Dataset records
— Start —
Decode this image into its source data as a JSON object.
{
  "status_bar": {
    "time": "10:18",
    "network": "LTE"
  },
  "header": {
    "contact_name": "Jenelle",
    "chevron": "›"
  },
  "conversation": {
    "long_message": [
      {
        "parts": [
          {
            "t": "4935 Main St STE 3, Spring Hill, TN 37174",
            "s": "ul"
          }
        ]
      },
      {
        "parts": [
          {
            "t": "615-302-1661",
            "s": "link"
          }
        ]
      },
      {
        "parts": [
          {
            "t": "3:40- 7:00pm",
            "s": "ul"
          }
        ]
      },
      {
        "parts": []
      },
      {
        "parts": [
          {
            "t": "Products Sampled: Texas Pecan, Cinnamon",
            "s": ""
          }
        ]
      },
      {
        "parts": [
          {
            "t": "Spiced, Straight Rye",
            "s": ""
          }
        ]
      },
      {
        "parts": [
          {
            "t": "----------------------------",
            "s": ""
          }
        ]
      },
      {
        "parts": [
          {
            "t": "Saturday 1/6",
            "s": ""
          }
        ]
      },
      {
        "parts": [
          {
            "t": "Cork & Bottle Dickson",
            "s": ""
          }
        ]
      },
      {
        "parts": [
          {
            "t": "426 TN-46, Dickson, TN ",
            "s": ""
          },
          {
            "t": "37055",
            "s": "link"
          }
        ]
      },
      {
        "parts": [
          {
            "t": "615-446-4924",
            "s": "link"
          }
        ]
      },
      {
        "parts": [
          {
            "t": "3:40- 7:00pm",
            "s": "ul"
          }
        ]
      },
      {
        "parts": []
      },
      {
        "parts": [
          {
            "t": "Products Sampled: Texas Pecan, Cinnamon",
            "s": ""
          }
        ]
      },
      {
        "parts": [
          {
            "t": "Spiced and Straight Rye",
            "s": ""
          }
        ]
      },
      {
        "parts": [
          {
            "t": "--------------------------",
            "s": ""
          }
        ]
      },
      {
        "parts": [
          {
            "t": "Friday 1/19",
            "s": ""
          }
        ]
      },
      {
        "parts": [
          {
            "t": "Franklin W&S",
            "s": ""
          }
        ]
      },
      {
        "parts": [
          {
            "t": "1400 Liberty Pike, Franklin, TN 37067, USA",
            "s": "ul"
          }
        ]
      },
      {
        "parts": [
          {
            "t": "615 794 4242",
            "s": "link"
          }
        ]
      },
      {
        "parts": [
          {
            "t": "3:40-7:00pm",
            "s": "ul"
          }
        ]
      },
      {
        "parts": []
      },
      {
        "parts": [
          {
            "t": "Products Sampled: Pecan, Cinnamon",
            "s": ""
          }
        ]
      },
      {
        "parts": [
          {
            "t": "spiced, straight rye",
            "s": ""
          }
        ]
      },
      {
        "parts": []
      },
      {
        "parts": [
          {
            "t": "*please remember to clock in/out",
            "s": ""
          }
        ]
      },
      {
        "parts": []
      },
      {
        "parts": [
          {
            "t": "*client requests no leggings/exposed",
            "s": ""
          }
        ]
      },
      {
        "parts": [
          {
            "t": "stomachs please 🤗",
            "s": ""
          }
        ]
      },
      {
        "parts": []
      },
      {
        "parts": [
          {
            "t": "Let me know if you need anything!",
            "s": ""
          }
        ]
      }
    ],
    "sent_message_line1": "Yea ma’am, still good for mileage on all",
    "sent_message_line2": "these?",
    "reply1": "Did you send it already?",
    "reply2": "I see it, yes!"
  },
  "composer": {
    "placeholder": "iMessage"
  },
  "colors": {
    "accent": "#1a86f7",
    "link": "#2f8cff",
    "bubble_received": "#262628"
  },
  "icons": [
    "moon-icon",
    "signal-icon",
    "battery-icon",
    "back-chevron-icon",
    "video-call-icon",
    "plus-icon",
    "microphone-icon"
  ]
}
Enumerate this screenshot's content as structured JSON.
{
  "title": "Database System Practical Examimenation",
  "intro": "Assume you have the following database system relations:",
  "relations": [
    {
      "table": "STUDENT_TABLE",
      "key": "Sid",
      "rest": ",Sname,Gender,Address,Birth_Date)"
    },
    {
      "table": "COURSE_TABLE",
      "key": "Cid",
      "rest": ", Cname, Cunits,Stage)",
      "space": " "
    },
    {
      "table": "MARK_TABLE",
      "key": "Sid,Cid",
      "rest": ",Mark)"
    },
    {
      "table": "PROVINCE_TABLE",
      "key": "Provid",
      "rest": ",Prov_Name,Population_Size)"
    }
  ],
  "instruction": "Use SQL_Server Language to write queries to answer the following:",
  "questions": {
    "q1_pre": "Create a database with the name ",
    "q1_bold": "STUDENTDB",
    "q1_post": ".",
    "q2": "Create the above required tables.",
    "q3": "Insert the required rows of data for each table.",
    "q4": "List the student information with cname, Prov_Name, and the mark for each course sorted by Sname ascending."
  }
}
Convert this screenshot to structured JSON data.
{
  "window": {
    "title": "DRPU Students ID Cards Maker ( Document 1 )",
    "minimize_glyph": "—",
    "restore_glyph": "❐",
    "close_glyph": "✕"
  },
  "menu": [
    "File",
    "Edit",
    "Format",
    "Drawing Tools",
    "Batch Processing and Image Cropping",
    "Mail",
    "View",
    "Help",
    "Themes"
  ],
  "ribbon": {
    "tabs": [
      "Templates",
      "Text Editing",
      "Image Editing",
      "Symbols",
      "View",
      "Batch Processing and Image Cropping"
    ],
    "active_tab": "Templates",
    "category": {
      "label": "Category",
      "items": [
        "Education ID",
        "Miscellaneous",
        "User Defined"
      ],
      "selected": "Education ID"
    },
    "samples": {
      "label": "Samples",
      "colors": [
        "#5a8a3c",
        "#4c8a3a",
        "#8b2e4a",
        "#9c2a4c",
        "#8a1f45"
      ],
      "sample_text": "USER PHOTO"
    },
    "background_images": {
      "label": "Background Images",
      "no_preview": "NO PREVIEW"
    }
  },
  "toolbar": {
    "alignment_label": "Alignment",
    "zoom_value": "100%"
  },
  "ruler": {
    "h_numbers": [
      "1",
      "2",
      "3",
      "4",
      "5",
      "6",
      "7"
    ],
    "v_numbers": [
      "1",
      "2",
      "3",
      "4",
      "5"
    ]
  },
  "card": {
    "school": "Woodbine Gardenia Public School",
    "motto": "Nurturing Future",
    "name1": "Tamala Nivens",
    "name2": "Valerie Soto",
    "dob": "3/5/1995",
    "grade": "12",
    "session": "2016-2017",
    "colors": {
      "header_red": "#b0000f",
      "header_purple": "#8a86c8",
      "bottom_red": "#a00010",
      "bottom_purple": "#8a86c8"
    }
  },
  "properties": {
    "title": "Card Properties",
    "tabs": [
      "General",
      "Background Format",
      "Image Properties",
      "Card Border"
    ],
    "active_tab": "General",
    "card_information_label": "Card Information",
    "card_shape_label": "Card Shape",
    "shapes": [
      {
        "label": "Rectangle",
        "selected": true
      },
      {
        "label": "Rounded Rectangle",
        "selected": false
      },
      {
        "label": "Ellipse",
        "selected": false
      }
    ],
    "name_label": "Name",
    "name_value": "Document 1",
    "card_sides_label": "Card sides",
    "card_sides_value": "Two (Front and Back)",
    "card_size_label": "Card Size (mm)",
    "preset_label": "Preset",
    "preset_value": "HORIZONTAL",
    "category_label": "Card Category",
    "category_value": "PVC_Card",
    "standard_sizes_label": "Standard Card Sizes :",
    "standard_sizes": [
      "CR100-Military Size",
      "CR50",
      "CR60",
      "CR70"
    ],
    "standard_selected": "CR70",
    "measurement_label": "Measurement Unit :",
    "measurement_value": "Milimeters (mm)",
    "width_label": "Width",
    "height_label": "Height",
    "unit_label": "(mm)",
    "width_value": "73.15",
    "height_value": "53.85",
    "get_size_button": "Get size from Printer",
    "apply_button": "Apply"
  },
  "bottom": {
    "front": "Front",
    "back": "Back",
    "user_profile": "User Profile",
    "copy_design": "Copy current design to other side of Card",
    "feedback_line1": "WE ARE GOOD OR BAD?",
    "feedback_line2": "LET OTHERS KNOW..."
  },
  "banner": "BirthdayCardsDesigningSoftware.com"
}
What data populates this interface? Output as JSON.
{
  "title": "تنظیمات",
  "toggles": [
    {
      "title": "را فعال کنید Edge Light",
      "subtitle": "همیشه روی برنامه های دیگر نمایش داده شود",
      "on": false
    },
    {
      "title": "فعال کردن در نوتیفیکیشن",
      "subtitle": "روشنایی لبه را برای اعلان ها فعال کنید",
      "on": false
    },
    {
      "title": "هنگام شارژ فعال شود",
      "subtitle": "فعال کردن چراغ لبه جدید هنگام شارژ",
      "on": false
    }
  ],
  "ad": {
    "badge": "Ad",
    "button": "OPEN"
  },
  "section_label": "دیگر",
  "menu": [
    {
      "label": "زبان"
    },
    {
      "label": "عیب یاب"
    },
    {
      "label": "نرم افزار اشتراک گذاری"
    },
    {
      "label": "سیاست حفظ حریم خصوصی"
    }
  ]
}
— End —
* **WORK TO COMPLETE**
Copy every line of the listing that includes the string "Processing".

* **WORKED ANSWER**
    "Batch Processing and Image Cropping",
      "Batch Processing and Image Cropping"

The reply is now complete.